Records from a collection
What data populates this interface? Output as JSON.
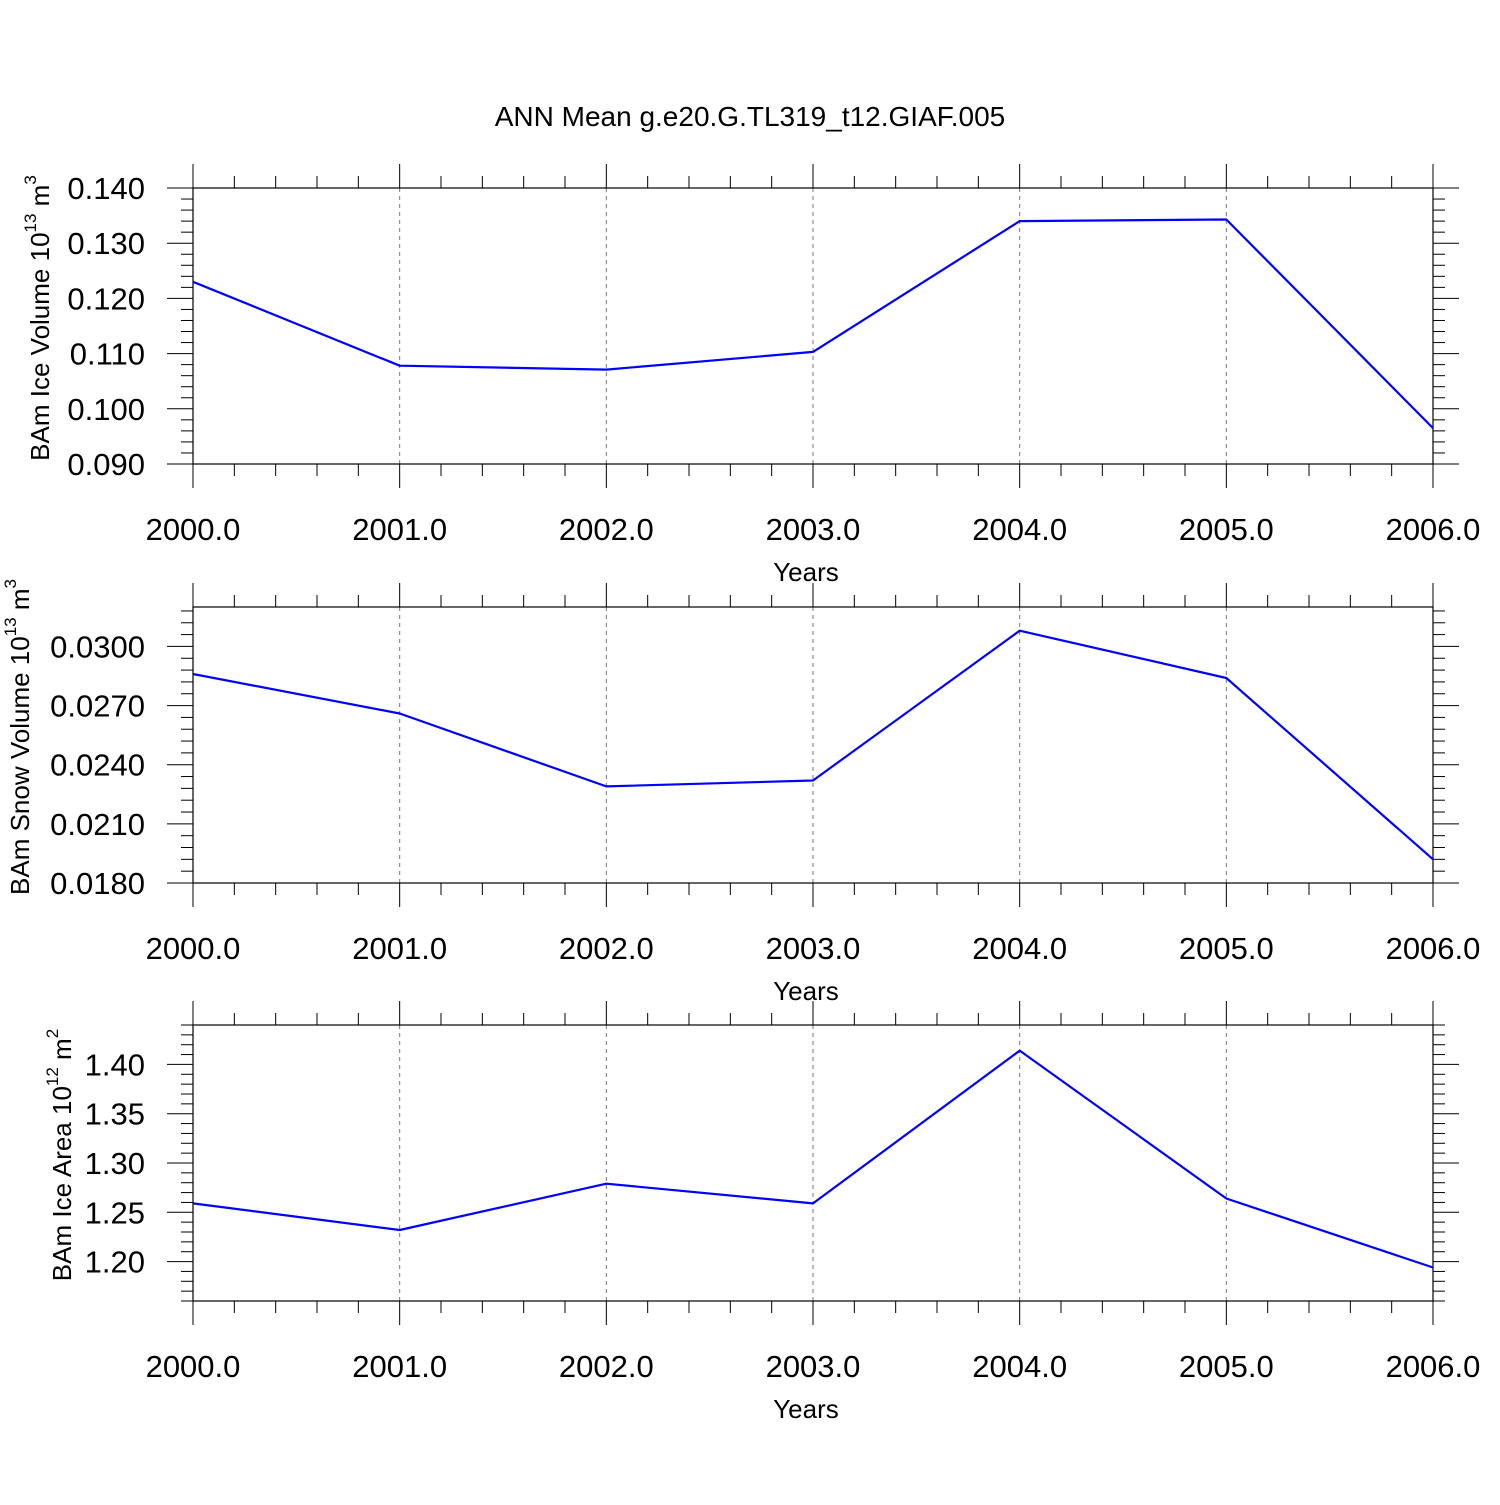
{
  "title": "ANN Mean g.e20.G.TL319_t12.GIAF.005",
  "chart_data": [
    {
      "type": "line",
      "ylabel": "BAm Ice Volume 10",
      "ylabel_exp": "13",
      "ylabel_unit": "m",
      "ylabel_unit_exp": "3",
      "xlabel": "Years",
      "x": [
        2000,
        2001,
        2002,
        2003,
        2004,
        2005,
        2006
      ],
      "x_tick_labels": [
        "2000.0",
        "2001.0",
        "2002.0",
        "2003.0",
        "2004.0",
        "2005.0",
        "2006.0"
      ],
      "y_ticks": [
        0.09,
        0.1,
        0.11,
        0.12,
        0.13,
        0.14
      ],
      "y_tick_labels": [
        "0.090",
        "0.100",
        "0.110",
        "0.120",
        "0.130",
        "0.140"
      ],
      "ylim": [
        0.09,
        0.14
      ],
      "xlim": [
        2000,
        2006
      ],
      "grid_x": true,
      "series": [
        {
          "values": [
            0.123,
            0.1078,
            0.1071,
            0.1103,
            0.134,
            0.1343,
            0.0965
          ],
          "color": "#0000ff"
        }
      ]
    },
    {
      "type": "line",
      "ylabel": "BAm Snow Volume 10",
      "ylabel_exp": "13",
      "ylabel_unit": "m",
      "ylabel_unit_exp": "3",
      "xlabel": "Years",
      "x": [
        2000,
        2001,
        2002,
        2003,
        2004,
        2005,
        2006
      ],
      "x_tick_labels": [
        "2000.0",
        "2001.0",
        "2002.0",
        "2003.0",
        "2004.0",
        "2005.0",
        "2006.0"
      ],
      "y_ticks": [
        0.018,
        0.021,
        0.024,
        0.027,
        0.03
      ],
      "y_tick_labels": [
        "0.0180",
        "0.0210",
        "0.0240",
        "0.0270",
        "0.0300"
      ],
      "ylim": [
        0.018,
        0.032
      ],
      "xlim": [
        2000,
        2006
      ],
      "grid_x": true,
      "series": [
        {
          "values": [
            0.0286,
            0.0266,
            0.0229,
            0.0232,
            0.0308,
            0.0284,
            0.0192
          ],
          "color": "#0000ff"
        }
      ]
    },
    {
      "type": "line",
      "ylabel": "BAm Ice Area 10",
      "ylabel_exp": "12",
      "ylabel_unit": "m",
      "ylabel_unit_exp": "2",
      "xlabel": "Years",
      "x": [
        2000,
        2001,
        2002,
        2003,
        2004,
        2005,
        2006
      ],
      "x_tick_labels": [
        "2000.0",
        "2001.0",
        "2002.0",
        "2003.0",
        "2004.0",
        "2005.0",
        "2006.0"
      ],
      "y_ticks": [
        1.2,
        1.25,
        1.3,
        1.35,
        1.4
      ],
      "y_tick_labels": [
        "1.20",
        "1.25",
        "1.30",
        "1.35",
        "1.40"
      ],
      "ylim": [
        1.16,
        1.44
      ],
      "xlim": [
        2000,
        2006
      ],
      "grid_x": true,
      "series": [
        {
          "values": [
            1.259,
            1.232,
            1.279,
            1.259,
            1.414,
            1.264,
            1.194
          ],
          "color": "#0000ff"
        }
      ]
    }
  ]
}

What you have to do >>
Pictures are excluded; repeat every record exactly.

Right answer >>
What data populates this interface? Output as JSON.
{
  "title": "ANN Mean g.e20.G.TL319_t12.GIAF.005",
  "chart_data": [
    {
      "type": "line",
      "ylabel": "BAm Ice Volume 10",
      "ylabel_exp": "13",
      "ylabel_unit": "m",
      "ylabel_unit_exp": "3",
      "xlabel": "Years",
      "x": [
        2000,
        2001,
        2002,
        2003,
        2004,
        2005,
        2006
      ],
      "x_tick_labels": [
        "2000.0",
        "2001.0",
        "2002.0",
        "2003.0",
        "2004.0",
        "2005.0",
        "2006.0"
      ],
      "y_ticks": [
        0.09,
        0.1,
        0.11,
        0.12,
        0.13,
        0.14
      ],
      "y_tick_labels": [
        "0.090",
        "0.100",
        "0.110",
        "0.120",
        "0.130",
        "0.140"
      ],
      "ylim": [
        0.09,
        0.14
      ],
      "xlim": [
        2000,
        2006
      ],
      "grid_x": true,
      "series": [
        {
          "values": [
            0.123,
            0.1078,
            0.1071,
            0.1103,
            0.134,
            0.1343,
            0.0965
          ],
          "color": "#0000ff"
        }
      ]
    },
    {
      "type": "line",
      "ylabel": "BAm Snow Volume 10",
      "ylabel_exp": "13",
      "ylabel_unit": "m",
      "ylabel_unit_exp": "3",
      "xlabel": "Years",
      "x": [
        2000,
        2001,
        2002,
        2003,
        2004,
        2005,
        2006
      ],
      "x_tick_labels": [
        "2000.0",
        "2001.0",
        "2002.0",
        "2003.0",
        "2004.0",
        "2005.0",
        "2006.0"
      ],
      "y_ticks": [
        0.018,
        0.021,
        0.024,
        0.027,
        0.03
      ],
      "y_tick_labels": [
        "0.0180",
        "0.0210",
        "0.0240",
        "0.0270",
        "0.0300"
      ],
      "ylim": [
        0.018,
        0.032
      ],
      "xlim": [
        2000,
        2006
      ],
      "grid_x": true,
      "series": [
        {
          "values": [
            0.0286,
            0.0266,
            0.0229,
            0.0232,
            0.0308,
            0.0284,
            0.0192
          ],
          "color": "#0000ff"
        }
      ]
    },
    {
      "type": "line",
      "ylabel": "BAm Ice Area 10",
      "ylabel_exp": "12",
      "ylabel_unit": "m",
      "ylabel_unit_exp": "2",
      "xlabel": "Years",
      "x": [
        2000,
        2001,
        2002,
        2003,
        2004,
        2005,
        2006
      ],
      "x_tick_labels": [
        "2000.0",
        "2001.0",
        "2002.0",
        "2003.0",
        "2004.0",
        "2005.0",
        "2006.0"
      ],
      "y_ticks": [
        1.2,
        1.25,
        1.3,
        1.35,
        1.4
      ],
      "y_tick_labels": [
        "1.20",
        "1.25",
        "1.30",
        "1.35",
        "1.40"
      ],
      "ylim": [
        1.16,
        1.44
      ],
      "xlim": [
        2000,
        2006
      ],
      "grid_x": true,
      "series": [
        {
          "values": [
            1.259,
            1.232,
            1.279,
            1.259,
            1.414,
            1.264,
            1.194
          ],
          "color": "#0000ff"
        }
      ]
    }
  ]
}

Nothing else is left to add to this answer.